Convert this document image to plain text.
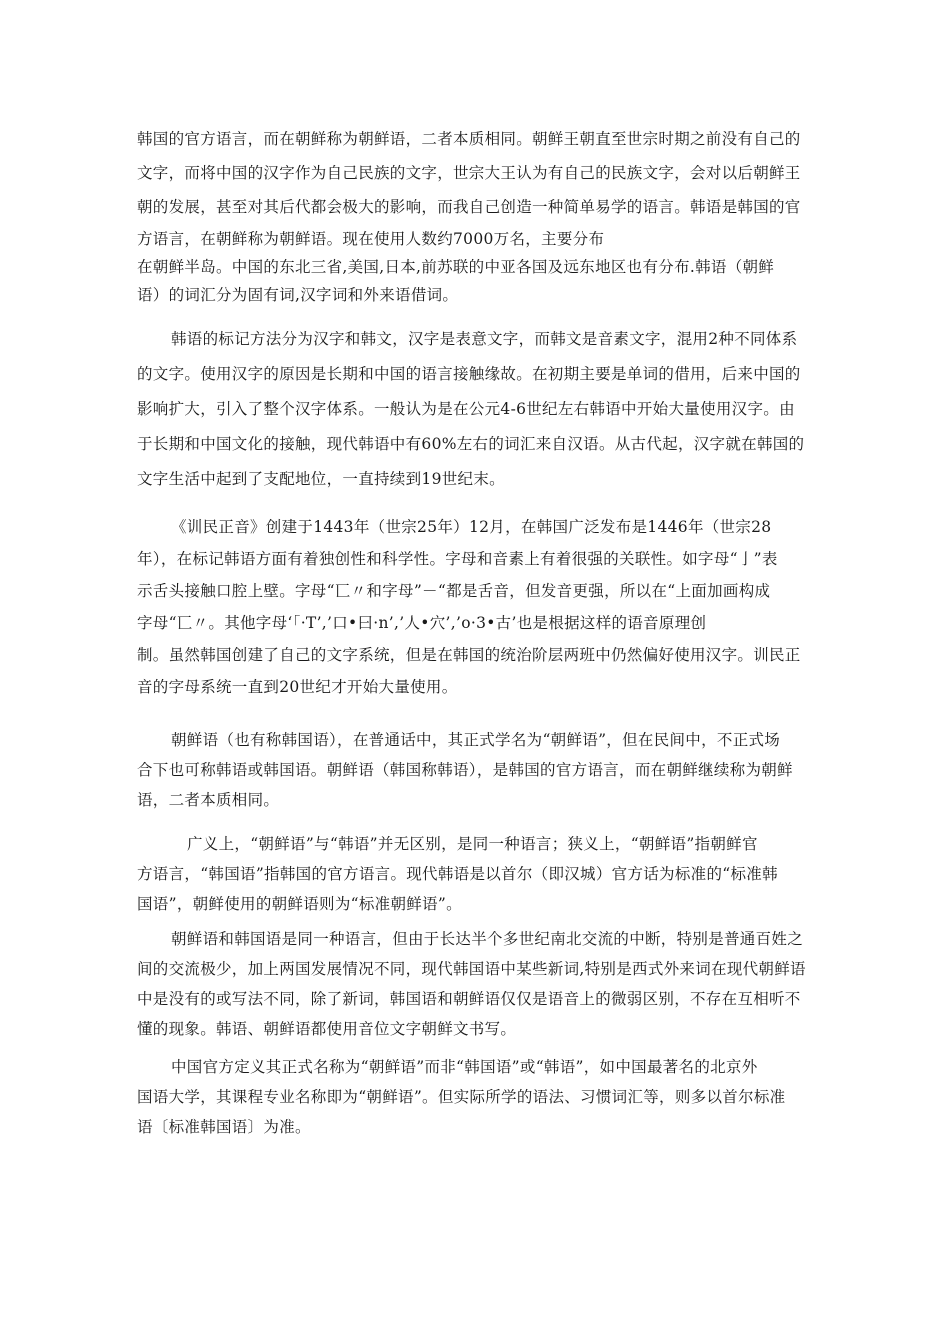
韩国的官方语言，而在朝鲜称为朝鲜语，二者本质相同。朝鲜王朝直至世宗时期之前没有自己的
文字，而将中国的汉字作为自己民族的文字，世宗大王认为有自己的民族文字，会对以后朝鲜王
朝的发展，甚至对其后代都会极大的影响，而我自己创造一种简单易学的语言。韩语是韩国的官
方语言，在朝鲜称为朝鲜语。现在使用人数约7000万名，主要分布
在朝鲜半岛。中国的东北三省,美国,日本,前苏联的中亚各国及远东地区也有分布.韩语（朝鲜
语）的词汇分为固有词,汉字词和外来语借词。
韩语的标记方法分为汉字和韩文，汉字是表意文字，而韩文是音素文字，混用2种不同体系
的文字。使用汉字的原因是长期和中国的语言接触缘故。在初期主要是单词的借用，后来中国的
影响扩大，引入了整个汉字体系。一般认为是在公元4-6世纪左右韩语中开始大量使用汉字。由
于长期和中国文化的接触，现代韩语中有60%左右的词汇来自汉语。从古代起，汉字就在韩国的
文字生活中起到了支配地位，一直持续到19世纪末。
《训民正音》创建于1443年（世宗25年）12月，在韩国广泛发布是1446年（世宗28
年），在标记韩语方面有着独创性和科学性。字母和音素上有着很强的关联性。如字母“亅”表
示舌头接触口腔上壁。字母“匸〃和字母”－“都是舌音，但发音更强，所以在“上面加画构成
字母“匸〃。其他字母‘「·T’,’口•曰·n’,’人•穴’,’o·3•古’也是根据这样的语音原理创
制。虽然韩国创建了自己的文字系统，但是在韩国的统治阶层两班中仍然偏好使用汉字。训民正
音的字母系统一直到20世纪才开始大量使用。
朝鲜语（也有称韩国语），在普通话中，其正式学名为“朝鲜语”，但在民间中，不正式场
合下也可称韩语或韩国语。朝鲜语（韩国称韩语），是韩国的官方语言，而在朝鲜继续称为朝鲜
语，二者本质相同。
广义上，“朝鲜语”与“韩语”并无区别，是同一种语言；狭义上，“朝鲜语”指朝鲜官
方语言，“韩国语”指韩国的官方语言。现代韩语是以首尔（即汉城）官方话为标准的“标准韩
国语”，朝鲜使用的朝鲜语则为“标准朝鲜语”。
朝鲜语和韩国语是同一种语言，但由于长达半个多世纪南北交流的中断，特别是普通百姓之
间的交流极少，加上两国发展情况不同，现代韩国语中某些新词,特别是西式外来词在现代朝鲜语
中是没有的或写法不同，除了新词，韩国语和朝鲜语仅仅是语音上的微弱区别，不存在互相听不
懂的现象。韩语、朝鲜语都使用音位文字朝鲜文书写。
中国官方定义其正式名称为“朝鲜语”而非“韩国语”或“韩语”，如中国最著名的北京外
国语大学，其课程专业名称即为“朝鲜语”。但实际所学的语法、习惯词汇等，则多以首尔标准
语〔标准韩国语〕为准。
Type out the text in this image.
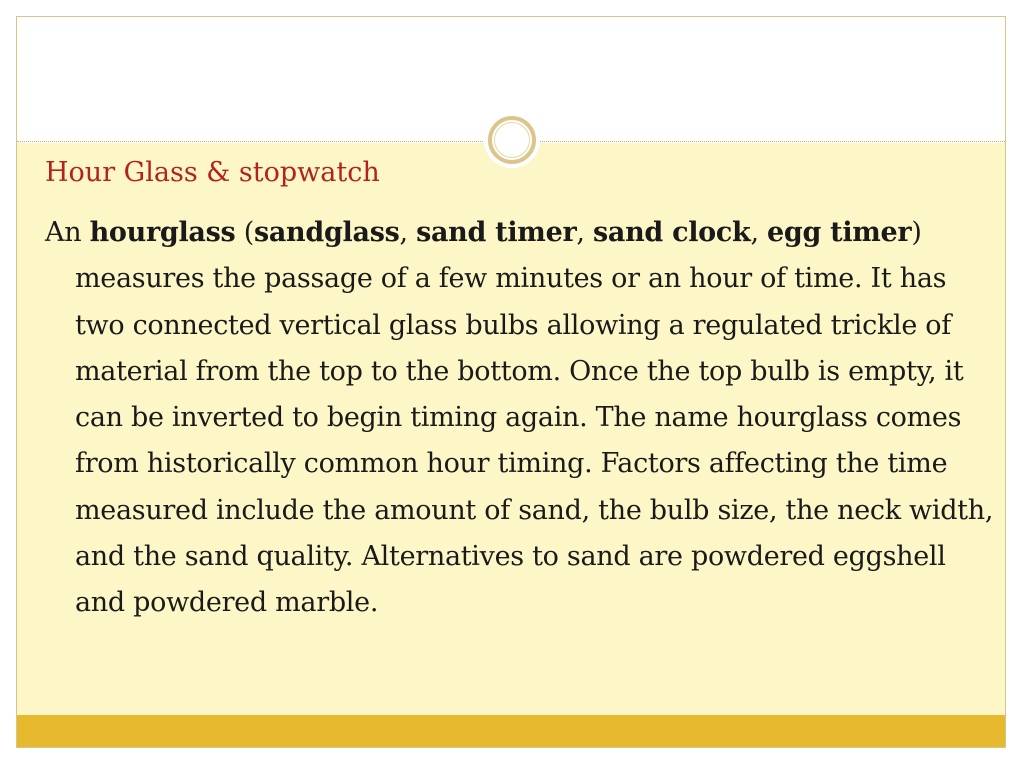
Hour Glass & stopwatch

An hourglass (sandglass, sand timer, sand clock, egg timer) measures the passage of a few minutes or an hour of time. It has two connected vertical glass bulbs allowing a regulated trickle of material from the top to the bottom. Once the top bulb is empty, it can be inverted to begin timing again. The name hourglass comes from historically common hour timing. Factors affecting the time measured include the amount of sand, the bulb size, the neck width, and the sand quality. Alternatives to sand are powdered eggshell and powdered marble.
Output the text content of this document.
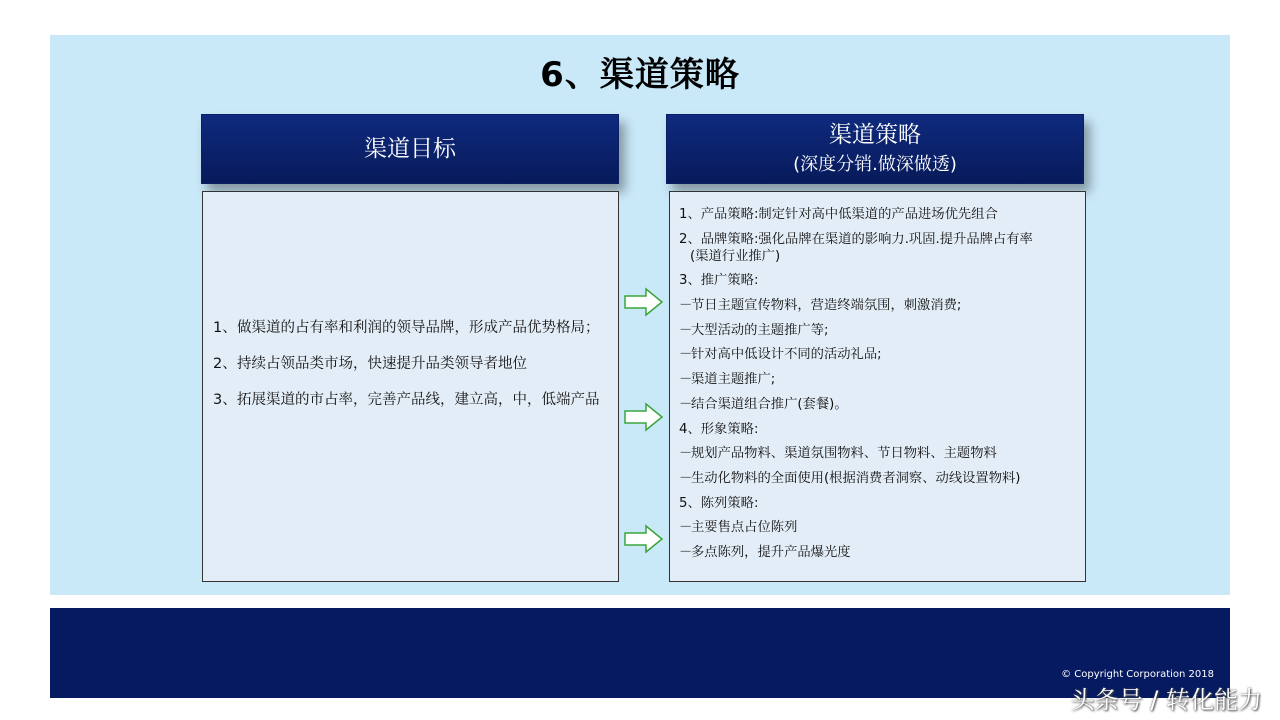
6、渠道策略
渠道目标
渠道策略
(深度分销.做深做透)
1、 做渠道的占有率和利润的领导品牌，形成产品优势格局；
2、 持续占领品类市场，快速提升品类领导者地位
3、 拓展渠道的市占率，完善产品线，建立高，中，低端产品
1、产品策略:制定针对高中低渠道的产品进场优先组合
2、品牌策略:强化品牌在渠道的影响力.巩固.提升品牌占有率
(渠道行业推广)
3、推广策略:
－节日主题宣传物料，营造终端氛围，刺激消费;
－大型活动的主题推广等;
－针对高中低设计不同的活动礼品;
－渠道主题推广;
－结合渠道组合推广(套餐)。
4、形象策略:
－规划产品物料、渠道氛围物料、节日物料、主题物料
－生动化物料的全面使用(根据消费者洞察、动线设置物料)
5、陈列策略:
－主要售点占位陈列
－多点陈列，提升产品爆光度
© Copyright Corporation 2018
头条号 / 转化能力
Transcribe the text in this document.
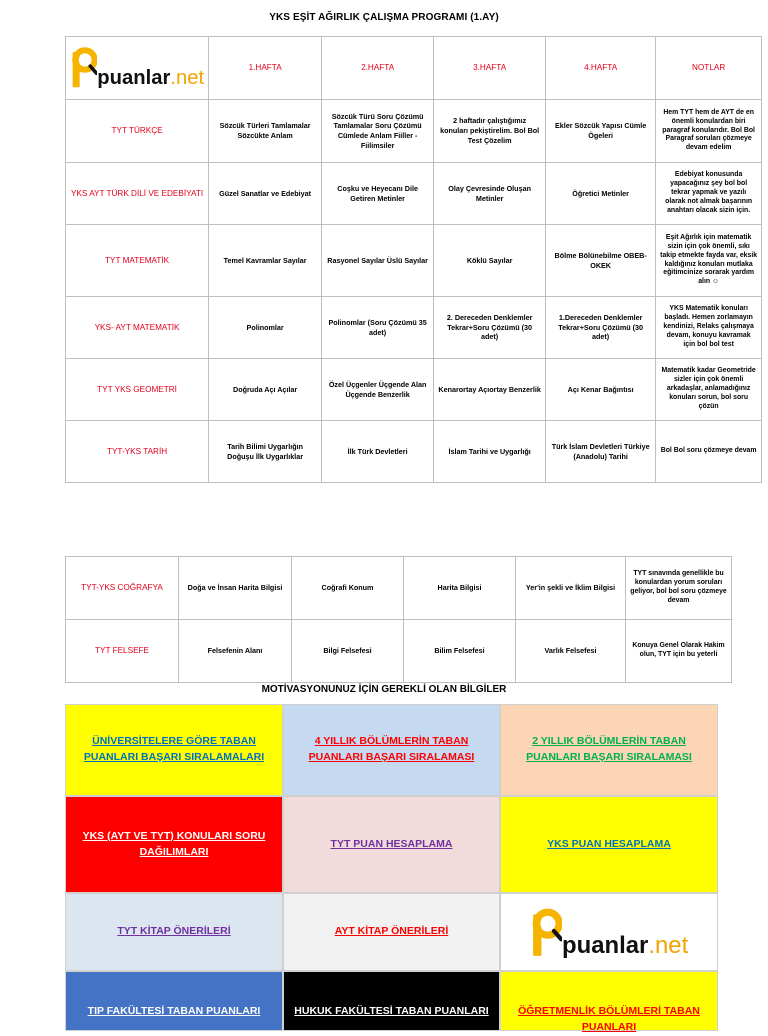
YKS EŞİT AĞIRLIK ÇALIŞMA PROGRAMI (1.AY)
puanlar.net	1.HAFTA	2.HAFTA	3.HAFTA	4.HAFTA	NOTLAR
TYT TÜRKÇE	Sözcük Türleri Tamlamalar Sözcükte Anlam	Sözcük Türü Soru Çözümü Tamlamalar Soru Çözümü Cümlede Anlam Fiiller -Fiilimsiler	2 haftadır çalıştığımız konuları pekiştirelim. Bol Bol Test Çözelim	Ekler Sözcük Yapısı Cümle Ögeleri	Hem TYT hem de AYT de en önemli konulardan biri paragraf konularıdır. Bol Bol Paragraf soruları çözmeye devam edelim
YKS AYT TÜRK DİLİ VE EDEBİYATI	Güzel Sanatlar ve Edebiyat	Coşku ve Heyecanı Dile Getiren Metinler	Olay Çevresinde Oluşan Metinler	Öğretici Metinler	Edebiyat konusunda yapacağınız şey bol bol tekrar yapmak ve yazılı olarak not almak başarının anahtarı olacak sizin için.
TYT MATEMATİK	Temel Kavramlar Sayılar	Rasyonel Sayılar Üslü Sayılar	Köklü Sayılar	Bölme Bölünebilme OBEB-OKEK	Eşit Ağırlık için matematik sizin için çok önemli, sıkı takip etmekte fayda var, eksik kaldığınız konuları mutlaka eğitimcinize sorarak yardım alın ☺
YKS- AYT MATEMATİK	Polinomlar	Polinomlar (Soru Çözümü 35 adet)	2. Dereceden Denklemler Tekrar+Soru Çözümü (30 adet)	1.Dereceden Denklemler Tekrar+Soru Çözümü (30 adet)	YKS Matematik konuları başladı. Hemen zorlamayın kendinizi, Relaks çalışmaya devam, konuyu kavramak için bol bol test
TYT YKS GEOMETRİ	Doğruda Açı Açılar	Özel Üçgenler Üçgende Alan Üçgende Benzerlik	Kenarortay Açıortay Benzerlik	Açı Kenar Bağıntısı	Matematik kadar Geometride sizler için çok önemli arkadaşlar, anlamadığınız konuları sorun, bol soru çözün
TYT-YKS TARİH	Tarih Bilimi Uygarlığın Doğuşu İlk Uygarlıklar	İlk Türk Devletleri	İslam Tarihi ve Uygarlığı	Türk İslam Devletleri Türkiye (Anadolu) Tarihi	Bol Bol soru çözmeye devam
TYT-YKS COĞRAFYA	Doğa ve İnsan Harita Bilgisi	Coğrafi Konum	Harita Bilgisi	Yer'in şekli ve İklim Bilgisi	TYT sınavında genellikle bu konulardan yorum soruları geliyor, bol bol soru çözmeye devam
TYT FELSEFE	Felsefenin Alanı	Bilgi Felsefesi	Bilim Felsefesi	Varlık Felsefesi	Konuya Genel Olarak Hakim olun, TYT için bu yeterli
MOTİVASYONUNUZ İÇİN GEREKLİ OLAN BİLGİLER
ÜNİVERSİTELERE GÖRE TABAN PUANLARI BAŞARI SIRALAMALARI
4 YILLIK BÖLÜMLERİN TABAN PUANLARI BAŞARI SIRALAMASI
2 YILLIK BÖLÜMLERİN TABAN PUANLARI BAŞARI SIRALAMASI
YKS (AYT VE TYT) KONULARI SORU DAĞILIMLARI
TYT PUAN HESAPLAMA	YKS PUAN HESAPLAMA
TYT KİTAP ÖNERİLERİ	AYT KİTAP ÖNERİLERİ
puanlar.net
TIP FAKÜLTESİ TABAN PUANLARI	HUKUK FAKÜLTESİ TABAN PUANLARI	ÖĞRETMENLİK BÖLÜMLERİ TABAN PUANLARI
------
## [What is expected]
Gather each line holding the string "SIRALAMASI".

## [Solution]
4 YILLIK BÖLÜMLERİN TABAN PUANLARI BAŞARI SIRALAMASI
2 YILLIK BÖLÜMLERİN TABAN PUANLARI BAŞARI SIRALAMASI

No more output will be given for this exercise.